━━━ Input records ━━━

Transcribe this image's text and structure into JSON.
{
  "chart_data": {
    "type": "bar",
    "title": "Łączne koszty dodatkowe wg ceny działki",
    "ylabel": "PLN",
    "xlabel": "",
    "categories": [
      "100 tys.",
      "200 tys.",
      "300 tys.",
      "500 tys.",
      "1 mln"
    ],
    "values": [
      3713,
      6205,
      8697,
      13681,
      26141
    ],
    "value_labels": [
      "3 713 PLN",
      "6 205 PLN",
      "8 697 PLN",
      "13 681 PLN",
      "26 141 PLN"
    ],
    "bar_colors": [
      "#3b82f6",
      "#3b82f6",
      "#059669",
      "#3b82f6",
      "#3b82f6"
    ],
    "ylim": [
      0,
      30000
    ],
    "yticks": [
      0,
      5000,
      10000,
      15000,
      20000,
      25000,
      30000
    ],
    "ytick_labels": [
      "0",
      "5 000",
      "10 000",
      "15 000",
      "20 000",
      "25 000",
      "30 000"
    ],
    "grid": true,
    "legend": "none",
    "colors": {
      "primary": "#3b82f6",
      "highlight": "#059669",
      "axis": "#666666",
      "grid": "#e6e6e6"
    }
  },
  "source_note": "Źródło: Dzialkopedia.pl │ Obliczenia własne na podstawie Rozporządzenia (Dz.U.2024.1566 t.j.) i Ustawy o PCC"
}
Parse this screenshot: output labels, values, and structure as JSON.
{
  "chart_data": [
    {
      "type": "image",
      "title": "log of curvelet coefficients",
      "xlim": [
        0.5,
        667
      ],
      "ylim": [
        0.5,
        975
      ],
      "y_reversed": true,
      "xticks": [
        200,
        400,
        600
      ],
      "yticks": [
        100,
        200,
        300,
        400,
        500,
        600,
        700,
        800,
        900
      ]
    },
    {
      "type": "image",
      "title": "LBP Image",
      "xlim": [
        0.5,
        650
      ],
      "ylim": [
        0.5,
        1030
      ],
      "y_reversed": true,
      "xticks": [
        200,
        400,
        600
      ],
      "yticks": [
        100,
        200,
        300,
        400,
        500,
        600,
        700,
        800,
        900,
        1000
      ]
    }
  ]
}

━━━

Keep only those lines of the records that hold "values", and return them.

■ Result for this exercise ■
    "values": [
Parse this screenshot: output labels, values, and structure as JSON.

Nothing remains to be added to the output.